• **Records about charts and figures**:
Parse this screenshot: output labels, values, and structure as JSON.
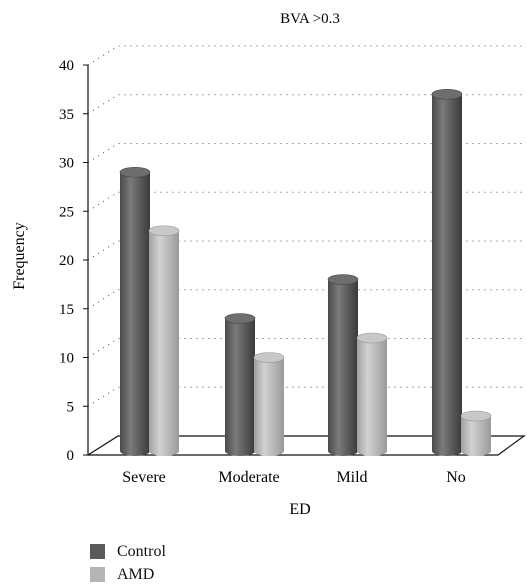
{
  "chart_data": {
    "type": "bar",
    "title": "BVA >0.3",
    "xlabel": "ED",
    "ylabel": "Frequency",
    "categories": [
      "Severe",
      "Moderate",
      "Mild",
      "No"
    ],
    "series": [
      {
        "name": "Control",
        "values": [
          29,
          14,
          18,
          37
        ],
        "color": "#5a5a5a"
      },
      {
        "name": "AMD",
        "values": [
          23,
          10,
          12,
          4
        ],
        "color": "#b4b4b4"
      }
    ],
    "ylim": [
      0,
      40
    ],
    "yticks": [
      0,
      5,
      10,
      15,
      20,
      25,
      30,
      35,
      40
    ],
    "grid": true,
    "legend_position": "bottom-left"
  }
}
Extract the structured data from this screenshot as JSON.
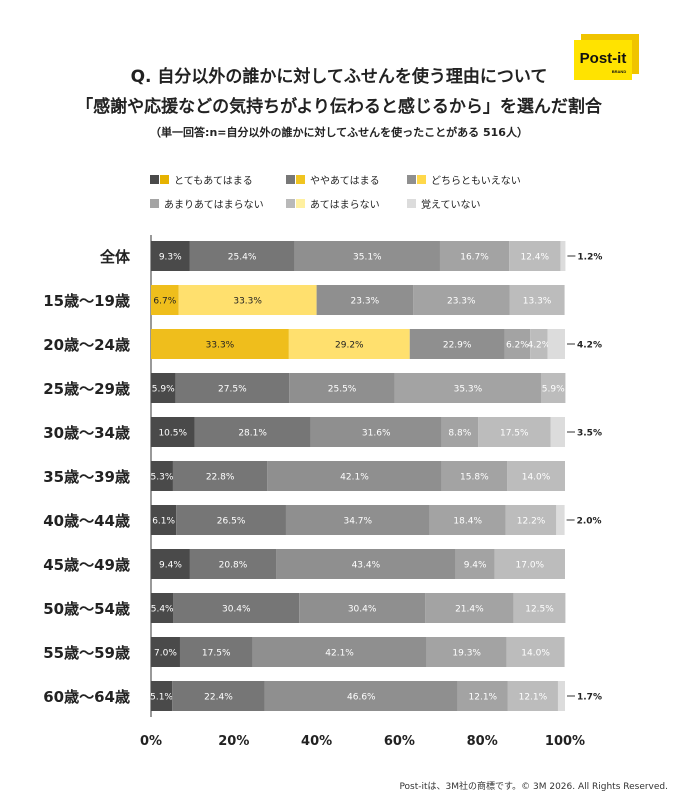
{
  "title": {
    "line1": "Q. 自分以外の誰かに対してふせんを使う理由について",
    "line2": "「感謝や応援などの気持ちがより伝わると感じるから」を選んだ割合",
    "sub": "（単一回答:n=自分以外の誰かに対してふせんを使ったことがある 516人）"
  },
  "logo": {
    "text": "Post-it",
    "sub": "BRAND",
    "colors": {
      "bg": "#ffe300",
      "back": "#f0c400",
      "text": "#111111"
    }
  },
  "legend": [
    {
      "label": "とてもあてはまる",
      "colors": [
        "#4a4a4a",
        "#e6b200"
      ]
    },
    {
      "label": "ややあてはまる",
      "colors": [
        "#777777",
        "#f0c420"
      ]
    },
    {
      "label": "どちらともいえない",
      "colors": [
        "#8f8f8f",
        "#ffd84a"
      ]
    },
    {
      "label": "あまりあてはまらない",
      "colors": [
        "#a4a4a4"
      ]
    },
    {
      "label": "あてはまらない",
      "colors": [
        "#b9b9b9",
        "#fff0a0"
      ]
    },
    {
      "label": "覚えていない",
      "colors": [
        "#dcdcdc"
      ]
    }
  ],
  "chart_data": {
    "type": "bar",
    "orientation": "horizontal",
    "stacked": true,
    "xlim": [
      0,
      100
    ],
    "xticks": [
      "0%",
      "20%",
      "40%",
      "60%",
      "80%",
      "100%"
    ],
    "series_names": [
      "とてもあてはまる",
      "ややあてはまる",
      "どちらともいえない",
      "あまりあてはまらない",
      "あてはまらない",
      "覚えていない"
    ],
    "categories": [
      "全体",
      "15歳〜19歳",
      "20歳〜24歳",
      "25歳〜29歳",
      "30歳〜34歳",
      "35歳〜39歳",
      "40歳〜44歳",
      "45歳〜49歳",
      "50歳〜54歳",
      "55歳〜59歳",
      "60歳〜64歳"
    ],
    "values": [
      [
        9.3,
        25.4,
        35.1,
        16.7,
        12.4,
        1.2
      ],
      [
        6.7,
        33.3,
        23.3,
        23.3,
        13.3,
        0
      ],
      [
        33.3,
        29.2,
        22.9,
        6.2,
        4.2,
        4.2
      ],
      [
        5.9,
        27.5,
        25.5,
        35.3,
        5.9,
        0
      ],
      [
        10.5,
        28.1,
        31.6,
        8.8,
        17.5,
        3.5
      ],
      [
        5.3,
        22.8,
        42.1,
        15.8,
        14.0,
        0
      ],
      [
        6.1,
        26.5,
        34.7,
        18.4,
        12.2,
        2.0
      ],
      [
        9.4,
        20.8,
        43.4,
        9.4,
        17.0,
        0
      ],
      [
        5.4,
        30.4,
        30.4,
        21.4,
        12.5,
        0
      ],
      [
        7.0,
        17.5,
        42.1,
        19.3,
        14.0,
        0
      ],
      [
        5.1,
        22.4,
        46.6,
        12.1,
        12.1,
        1.7
      ]
    ],
    "labels": [
      [
        "9.3%",
        "25.4%",
        "35.1%",
        "16.7%",
        "12.4%",
        "1.2%"
      ],
      [
        "6.7%",
        "33.3%",
        "23.3%",
        "23.3%",
        "13.3%",
        ""
      ],
      [
        "33.3%",
        "29.2%",
        "22.9%",
        "6.2%",
        "4.2%",
        "4.2%"
      ],
      [
        "5.9%",
        "27.5%",
        "25.5%",
        "35.3%",
        "5.9%",
        ""
      ],
      [
        "10.5%",
        "28.1%",
        "31.6%",
        "8.8%",
        "17.5%",
        "3.5%"
      ],
      [
        "5.3%",
        "22.8%",
        "42.1%",
        "15.8%",
        "14.0%",
        ""
      ],
      [
        "6.1%",
        "26.5%",
        "34.7%",
        "18.4%",
        "12.2%",
        "2.0%"
      ],
      [
        "9.4%",
        "20.8%",
        "43.4%",
        "9.4%",
        "17.0%",
        ""
      ],
      [
        "5.4%",
        "30.4%",
        "30.4%",
        "21.4%",
        "12.5%",
        ""
      ],
      [
        "7.0%",
        "17.5%",
        "42.1%",
        "19.3%",
        "14.0%",
        ""
      ],
      [
        "5.1%",
        "22.4%",
        "46.6%",
        "12.1%",
        "12.1%",
        "1.7%"
      ]
    ],
    "outside_label_series": 5,
    "colors_gray": [
      "#4a4a4a",
      "#767676",
      "#8f8f8f",
      "#a3a3a3",
      "#bcbcbc",
      "#dcdcdc"
    ],
    "colors_yellow": [
      "#efbe1c",
      "#ffe06e",
      "#8f8f8f",
      "#a3a3a3",
      "#bcbcbc",
      "#dcdcdc"
    ],
    "highlight_rows": [
      1,
      2
    ]
  },
  "footer": "Post-itは、3M社の商標です。© 3M 2026. All Rights Reserved."
}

• **Directive**: Give all the lines above again, character for character, without pictures.

• **Complete answer**:
Parse this screenshot: output labels, values, and structure as JSON.
{
  "chart_data": {
    "type": "bar",
    "title": "BVA >0.3",
    "xlabel": "ED",
    "ylabel": "Frequency",
    "categories": [
      "Severe",
      "Moderate",
      "Mild",
      "No"
    ],
    "series": [
      {
        "name": "Control",
        "values": [
          29,
          14,
          18,
          37
        ],
        "color": "#5a5a5a"
      },
      {
        "name": "AMD",
        "values": [
          23,
          10,
          12,
          4
        ],
        "color": "#b4b4b4"
      }
    ],
    "ylim": [
      0,
      40
    ],
    "yticks": [
      0,
      5,
      10,
      15,
      20,
      25,
      30,
      35,
      40
    ],
    "grid": true,
    "legend_position": "bottom-left"
  }
}
Extract the structured data from this screenshot as JSON.
{
  "title": {
    "line1": "Q. 自分以外の誰かに対してふせんを使う理由について",
    "line2": "「感謝や応援などの気持ちがより伝わると感じるから」を選んだ割合",
    "sub": "（単一回答:n=自分以外の誰かに対してふせんを使ったことがある 516人）"
  },
  "logo": {
    "text": "Post-it",
    "sub": "BRAND",
    "colors": {
      "bg": "#ffe300",
      "back": "#f0c400",
      "text": "#111111"
    }
  },
  "legend": [
    {
      "label": "とてもあてはまる",
      "colors": [
        "#4a4a4a",
        "#e6b200"
      ]
    },
    {
      "label": "ややあてはまる",
      "colors": [
        "#777777",
        "#f0c420"
      ]
    },
    {
      "label": "どちらともいえない",
      "colors": [
        "#8f8f8f",
        "#ffd84a"
      ]
    },
    {
      "label": "あまりあてはまらない",
      "colors": [
        "#a4a4a4"
      ]
    },
    {
      "label": "あてはまらない",
      "colors": [
        "#b9b9b9",
        "#fff0a0"
      ]
    },
    {
      "label": "覚えていない",
      "colors": [
        "#dcdcdc"
      ]
    }
  ],
  "chart_data": {
    "type": "bar",
    "orientation": "horizontal",
    "stacked": true,
    "xlim": [
      0,
      100
    ],
    "xticks": [
      "0%",
      "20%",
      "40%",
      "60%",
      "80%",
      "100%"
    ],
    "series_names": [
      "とてもあてはまる",
      "ややあてはまる",
      "どちらともいえない",
      "あまりあてはまらない",
      "あてはまらない",
      "覚えていない"
    ],
    "categories": [
      "全体",
      "15歳〜19歳",
      "20歳〜24歳",
      "25歳〜29歳",
      "30歳〜34歳",
      "35歳〜39歳",
      "40歳〜44歳",
      "45歳〜49歳",
      "50歳〜54歳",
      "55歳〜59歳",
      "60歳〜64歳"
    ],
    "values": [
      [
        9.3,
        25.4,
        35.1,
        16.7,
        12.4,
        1.2
      ],
      [
        6.7,
        33.3,
        23.3,
        23.3,
        13.3,
        0
      ],
      [
        33.3,
        29.2,
        22.9,
        6.2,
        4.2,
        4.2
      ],
      [
        5.9,
        27.5,
        25.5,
        35.3,
        5.9,
        0
      ],
      [
        10.5,
        28.1,
        31.6,
        8.8,
        17.5,
        3.5
      ],
      [
        5.3,
        22.8,
        42.1,
        15.8,
        14.0,
        0
      ],
      [
        6.1,
        26.5,
        34.7,
        18.4,
        12.2,
        2.0
      ],
      [
        9.4,
        20.8,
        43.4,
        9.4,
        17.0,
        0
      ],
      [
        5.4,
        30.4,
        30.4,
        21.4,
        12.5,
        0
      ],
      [
        7.0,
        17.5,
        42.1,
        19.3,
        14.0,
        0
      ],
      [
        5.1,
        22.4,
        46.6,
        12.1,
        12.1,
        1.7
      ]
    ],
    "labels": [
      [
        "9.3%",
        "25.4%",
        "35.1%",
        "16.7%",
        "12.4%",
        "1.2%"
      ],
      [
        "6.7%",
        "33.3%",
        "23.3%",
        "23.3%",
        "13.3%",
        ""
      ],
      [
        "33.3%",
        "29.2%",
        "22.9%",
        "6.2%",
        "4.2%",
        "4.2%"
      ],
      [
        "5.9%",
        "27.5%",
        "25.5%",
        "35.3%",
        "5.9%",
        ""
      ],
      [
        "10.5%",
        "28.1%",
        "31.6%",
        "8.8%",
        "17.5%",
        "3.5%"
      ],
      [
        "5.3%",
        "22.8%",
        "42.1%",
        "15.8%",
        "14.0%",
        ""
      ],
      [
        "6.1%",
        "26.5%",
        "34.7%",
        "18.4%",
        "12.2%",
        "2.0%"
      ],
      [
        "9.4%",
        "20.8%",
        "43.4%",
        "9.4%",
        "17.0%",
        ""
      ],
      [
        "5.4%",
        "30.4%",
        "30.4%",
        "21.4%",
        "12.5%",
        ""
      ],
      [
        "7.0%",
        "17.5%",
        "42.1%",
        "19.3%",
        "14.0%",
        ""
      ],
      [
        "5.1%",
        "22.4%",
        "46.6%",
        "12.1%",
        "12.1%",
        "1.7%"
      ]
    ],
    "outside_label_series": 5,
    "colors_gray": [
      "#4a4a4a",
      "#767676",
      "#8f8f8f",
      "#a3a3a3",
      "#bcbcbc",
      "#dcdcdc"
    ],
    "colors_yellow": [
      "#efbe1c",
      "#ffe06e",
      "#8f8f8f",
      "#a3a3a3",
      "#bcbcbc",
      "#dcdcdc"
    ],
    "highlight_rows": [
      1,
      2
    ]
  },
  "footer": "Post-itは、3M社の商標です。© 3M 2026. All Rights Reserved."
}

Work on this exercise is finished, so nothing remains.